== Records for this task ==
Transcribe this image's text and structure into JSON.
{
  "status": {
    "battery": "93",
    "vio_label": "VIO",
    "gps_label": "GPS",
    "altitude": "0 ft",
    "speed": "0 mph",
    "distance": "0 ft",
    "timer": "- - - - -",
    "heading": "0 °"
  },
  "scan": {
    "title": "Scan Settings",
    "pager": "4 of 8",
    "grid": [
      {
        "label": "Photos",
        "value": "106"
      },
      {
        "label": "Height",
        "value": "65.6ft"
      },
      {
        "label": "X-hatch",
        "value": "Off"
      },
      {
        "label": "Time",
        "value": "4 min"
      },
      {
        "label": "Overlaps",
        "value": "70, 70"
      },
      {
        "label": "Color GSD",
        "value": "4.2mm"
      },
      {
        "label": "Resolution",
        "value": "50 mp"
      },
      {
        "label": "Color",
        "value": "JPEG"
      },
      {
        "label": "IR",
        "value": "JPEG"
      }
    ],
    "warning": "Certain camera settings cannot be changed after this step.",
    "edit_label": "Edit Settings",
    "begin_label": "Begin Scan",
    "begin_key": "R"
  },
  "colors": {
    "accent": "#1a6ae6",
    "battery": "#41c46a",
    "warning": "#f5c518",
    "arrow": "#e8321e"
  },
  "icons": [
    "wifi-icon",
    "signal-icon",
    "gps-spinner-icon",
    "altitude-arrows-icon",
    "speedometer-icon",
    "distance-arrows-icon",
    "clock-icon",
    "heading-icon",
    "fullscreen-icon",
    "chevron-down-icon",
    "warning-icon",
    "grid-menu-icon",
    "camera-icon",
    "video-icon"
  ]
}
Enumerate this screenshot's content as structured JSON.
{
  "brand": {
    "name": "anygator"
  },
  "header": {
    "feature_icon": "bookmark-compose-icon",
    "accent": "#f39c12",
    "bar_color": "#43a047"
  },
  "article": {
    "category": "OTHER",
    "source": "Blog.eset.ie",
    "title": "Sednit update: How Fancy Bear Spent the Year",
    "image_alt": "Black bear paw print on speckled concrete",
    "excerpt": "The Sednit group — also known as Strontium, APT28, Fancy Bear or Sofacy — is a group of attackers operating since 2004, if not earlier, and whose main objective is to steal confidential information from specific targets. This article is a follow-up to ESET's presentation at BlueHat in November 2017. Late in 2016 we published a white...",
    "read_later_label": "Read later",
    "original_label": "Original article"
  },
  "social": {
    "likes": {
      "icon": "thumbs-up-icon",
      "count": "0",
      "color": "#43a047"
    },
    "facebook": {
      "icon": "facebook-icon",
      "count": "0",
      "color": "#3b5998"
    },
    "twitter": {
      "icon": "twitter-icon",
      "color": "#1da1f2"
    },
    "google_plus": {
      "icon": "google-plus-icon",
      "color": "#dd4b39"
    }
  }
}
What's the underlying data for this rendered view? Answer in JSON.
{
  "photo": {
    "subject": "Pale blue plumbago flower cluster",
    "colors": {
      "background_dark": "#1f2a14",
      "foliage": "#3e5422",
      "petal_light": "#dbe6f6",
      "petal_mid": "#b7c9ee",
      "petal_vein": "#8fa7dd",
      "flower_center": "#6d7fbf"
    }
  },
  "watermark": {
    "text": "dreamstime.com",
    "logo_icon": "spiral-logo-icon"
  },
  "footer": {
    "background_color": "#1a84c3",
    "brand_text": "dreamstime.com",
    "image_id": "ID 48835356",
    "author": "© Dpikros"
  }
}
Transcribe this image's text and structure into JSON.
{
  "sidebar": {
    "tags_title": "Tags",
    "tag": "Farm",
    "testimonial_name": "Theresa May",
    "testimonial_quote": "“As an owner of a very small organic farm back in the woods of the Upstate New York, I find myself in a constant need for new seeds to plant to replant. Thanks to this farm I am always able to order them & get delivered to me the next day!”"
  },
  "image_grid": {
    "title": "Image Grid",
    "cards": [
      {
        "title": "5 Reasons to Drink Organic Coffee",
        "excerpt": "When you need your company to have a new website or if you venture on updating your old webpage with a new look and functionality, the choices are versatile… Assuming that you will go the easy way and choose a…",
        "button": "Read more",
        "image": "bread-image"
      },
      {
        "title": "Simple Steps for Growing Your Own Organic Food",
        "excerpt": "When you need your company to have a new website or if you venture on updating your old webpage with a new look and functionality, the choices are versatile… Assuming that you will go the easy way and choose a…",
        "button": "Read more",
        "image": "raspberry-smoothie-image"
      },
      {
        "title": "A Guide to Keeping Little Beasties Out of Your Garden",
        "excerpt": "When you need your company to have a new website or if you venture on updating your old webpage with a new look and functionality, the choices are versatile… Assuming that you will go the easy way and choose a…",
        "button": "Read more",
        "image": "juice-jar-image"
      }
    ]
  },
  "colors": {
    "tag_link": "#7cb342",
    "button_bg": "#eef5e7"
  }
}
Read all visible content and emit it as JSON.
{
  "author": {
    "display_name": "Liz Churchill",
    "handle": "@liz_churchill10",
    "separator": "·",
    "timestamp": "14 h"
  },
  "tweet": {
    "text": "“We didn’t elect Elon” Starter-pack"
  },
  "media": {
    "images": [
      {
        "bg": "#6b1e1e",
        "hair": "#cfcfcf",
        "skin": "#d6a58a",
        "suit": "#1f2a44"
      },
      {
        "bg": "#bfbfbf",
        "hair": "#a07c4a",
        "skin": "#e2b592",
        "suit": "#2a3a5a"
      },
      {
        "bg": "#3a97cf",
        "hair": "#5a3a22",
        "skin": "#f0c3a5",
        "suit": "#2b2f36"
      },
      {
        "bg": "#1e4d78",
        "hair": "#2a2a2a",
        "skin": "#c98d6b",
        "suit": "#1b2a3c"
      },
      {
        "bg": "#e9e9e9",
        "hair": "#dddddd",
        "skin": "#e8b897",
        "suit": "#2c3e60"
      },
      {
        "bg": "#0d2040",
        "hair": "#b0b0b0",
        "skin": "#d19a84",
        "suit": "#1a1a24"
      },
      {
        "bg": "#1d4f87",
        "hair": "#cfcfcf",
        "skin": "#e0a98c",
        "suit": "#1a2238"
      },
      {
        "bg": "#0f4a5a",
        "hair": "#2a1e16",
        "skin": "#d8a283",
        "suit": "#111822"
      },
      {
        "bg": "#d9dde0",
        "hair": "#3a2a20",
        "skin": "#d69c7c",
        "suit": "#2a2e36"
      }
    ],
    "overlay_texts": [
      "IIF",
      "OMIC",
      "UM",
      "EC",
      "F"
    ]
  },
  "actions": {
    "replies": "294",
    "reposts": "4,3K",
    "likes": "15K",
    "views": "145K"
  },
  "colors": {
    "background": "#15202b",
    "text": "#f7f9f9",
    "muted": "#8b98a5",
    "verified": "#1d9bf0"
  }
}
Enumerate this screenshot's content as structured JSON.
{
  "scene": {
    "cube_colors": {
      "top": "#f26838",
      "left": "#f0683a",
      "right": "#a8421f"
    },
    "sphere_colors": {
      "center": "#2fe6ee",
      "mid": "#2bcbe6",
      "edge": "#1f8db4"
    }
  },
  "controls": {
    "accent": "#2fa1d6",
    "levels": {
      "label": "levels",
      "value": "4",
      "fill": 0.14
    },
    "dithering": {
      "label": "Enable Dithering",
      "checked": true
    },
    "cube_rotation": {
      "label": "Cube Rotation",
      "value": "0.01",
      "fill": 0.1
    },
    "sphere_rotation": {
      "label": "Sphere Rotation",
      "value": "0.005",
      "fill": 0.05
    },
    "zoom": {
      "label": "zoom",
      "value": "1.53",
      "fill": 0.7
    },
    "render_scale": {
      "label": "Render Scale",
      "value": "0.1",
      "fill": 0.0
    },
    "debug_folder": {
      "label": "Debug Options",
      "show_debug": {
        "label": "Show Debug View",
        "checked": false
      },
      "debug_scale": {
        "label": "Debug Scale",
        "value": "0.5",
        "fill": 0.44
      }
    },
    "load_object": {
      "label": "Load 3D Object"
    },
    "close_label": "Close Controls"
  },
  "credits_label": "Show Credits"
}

== Objective ==
Copy out every line where the word "arrows" occurs.

== Answer ==
    "altitude-arrows-icon",
    "distance-arrows-icon",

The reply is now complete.